What you will do: What follows is a listing; restate every line of it word for word.

— start of Source records —

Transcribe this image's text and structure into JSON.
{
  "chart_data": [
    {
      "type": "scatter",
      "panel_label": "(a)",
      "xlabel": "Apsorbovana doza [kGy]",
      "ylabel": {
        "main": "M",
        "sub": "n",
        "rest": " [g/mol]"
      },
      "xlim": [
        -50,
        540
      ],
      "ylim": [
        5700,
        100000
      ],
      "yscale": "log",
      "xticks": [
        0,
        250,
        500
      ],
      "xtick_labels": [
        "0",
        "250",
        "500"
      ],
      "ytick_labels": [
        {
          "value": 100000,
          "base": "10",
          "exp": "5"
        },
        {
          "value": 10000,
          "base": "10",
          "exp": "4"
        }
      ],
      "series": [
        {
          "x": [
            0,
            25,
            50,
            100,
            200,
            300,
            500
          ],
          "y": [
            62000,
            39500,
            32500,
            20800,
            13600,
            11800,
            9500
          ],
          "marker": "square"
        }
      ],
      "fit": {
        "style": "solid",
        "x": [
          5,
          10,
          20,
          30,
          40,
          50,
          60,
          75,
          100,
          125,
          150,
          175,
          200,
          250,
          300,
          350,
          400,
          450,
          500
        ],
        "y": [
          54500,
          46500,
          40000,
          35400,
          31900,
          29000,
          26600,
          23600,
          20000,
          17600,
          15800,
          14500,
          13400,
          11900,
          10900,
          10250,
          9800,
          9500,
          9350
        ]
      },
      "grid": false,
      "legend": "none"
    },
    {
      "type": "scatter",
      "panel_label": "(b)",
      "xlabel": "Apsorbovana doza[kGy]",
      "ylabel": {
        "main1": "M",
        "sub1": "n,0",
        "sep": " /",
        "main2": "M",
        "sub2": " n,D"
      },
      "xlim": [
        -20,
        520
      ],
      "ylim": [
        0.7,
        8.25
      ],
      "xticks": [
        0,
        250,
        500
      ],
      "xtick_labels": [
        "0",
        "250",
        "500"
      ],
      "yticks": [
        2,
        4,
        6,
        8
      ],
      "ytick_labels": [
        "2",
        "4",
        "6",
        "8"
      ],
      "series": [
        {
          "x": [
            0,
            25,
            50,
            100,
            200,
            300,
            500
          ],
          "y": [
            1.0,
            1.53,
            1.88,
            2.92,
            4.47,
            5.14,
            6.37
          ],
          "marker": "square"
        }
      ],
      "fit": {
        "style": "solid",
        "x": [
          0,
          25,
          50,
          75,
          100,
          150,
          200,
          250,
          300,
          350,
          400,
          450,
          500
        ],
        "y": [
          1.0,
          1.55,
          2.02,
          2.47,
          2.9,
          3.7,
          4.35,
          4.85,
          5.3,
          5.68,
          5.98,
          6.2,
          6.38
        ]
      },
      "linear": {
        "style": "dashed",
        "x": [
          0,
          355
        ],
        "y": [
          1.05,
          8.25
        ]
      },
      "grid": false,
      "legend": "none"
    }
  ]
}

— end of Source records —

Final result:
Transcribe this image's text and structure into JSON.
{
  "chart_data": [
    {
      "type": "scatter",
      "panel_label": "(a)",
      "xlabel": "Apsorbovana doza [kGy]",
      "ylabel": {
        "main": "M",
        "sub": "n",
        "rest": " [g/mol]"
      },
      "xlim": [
        -50,
        540
      ],
      "ylim": [
        5700,
        100000
      ],
      "yscale": "log",
      "xticks": [
        0,
        250,
        500
      ],
      "xtick_labels": [
        "0",
        "250",
        "500"
      ],
      "ytick_labels": [
        {
          "value": 100000,
          "base": "10",
          "exp": "5"
        },
        {
          "value": 10000,
          "base": "10",
          "exp": "4"
        }
      ],
      "series": [
        {
          "x": [
            0,
            25,
            50,
            100,
            200,
            300,
            500
          ],
          "y": [
            62000,
            39500,
            32500,
            20800,
            13600,
            11800,
            9500
          ],
          "marker": "square"
        }
      ],
      "fit": {
        "style": "solid",
        "x": [
          5,
          10,
          20,
          30,
          40,
          50,
          60,
          75,
          100,
          125,
          150,
          175,
          200,
          250,
          300,
          350,
          400,
          450,
          500
        ],
        "y": [
          54500,
          46500,
          40000,
          35400,
          31900,
          29000,
          26600,
          23600,
          20000,
          17600,
          15800,
          14500,
          13400,
          11900,
          10900,
          10250,
          9800,
          9500,
          9350
        ]
      },
      "grid": false,
      "legend": "none"
    },
    {
      "type": "scatter",
      "panel_label": "(b)",
      "xlabel": "Apsorbovana doza[kGy]",
      "ylabel": {
        "main1": "M",
        "sub1": "n,0",
        "sep": " /",
        "main2": "M",
        "sub2": " n,D"
      },
      "xlim": [
        -20,
        520
      ],
      "ylim": [
        0.7,
        8.25
      ],
      "xticks": [
        0,
        250,
        500
      ],
      "xtick_labels": [
        "0",
        "250",
        "500"
      ],
      "yticks": [
        2,
        4,
        6,
        8
      ],
      "ytick_labels": [
        "2",
        "4",
        "6",
        "8"
      ],
      "series": [
        {
          "x": [
            0,
            25,
            50,
            100,
            200,
            300,
            500
          ],
          "y": [
            1.0,
            1.53,
            1.88,
            2.92,
            4.47,
            5.14,
            6.37
          ],
          "marker": "square"
        }
      ],
      "fit": {
        "style": "solid",
        "x": [
          0,
          25,
          50,
          75,
          100,
          150,
          200,
          250,
          300,
          350,
          400,
          450,
          500
        ],
        "y": [
          1.0,
          1.55,
          2.02,
          2.47,
          2.9,
          3.7,
          4.35,
          4.85,
          5.3,
          5.68,
          5.98,
          6.2,
          6.38
        ]
      },
      "linear": {
        "style": "dashed",
        "x": [
          0,
          355
        ],
        "y": [
          1.05,
          8.25
        ]
      },
      "grid": false,
      "legend": "none"
    }
  ]
}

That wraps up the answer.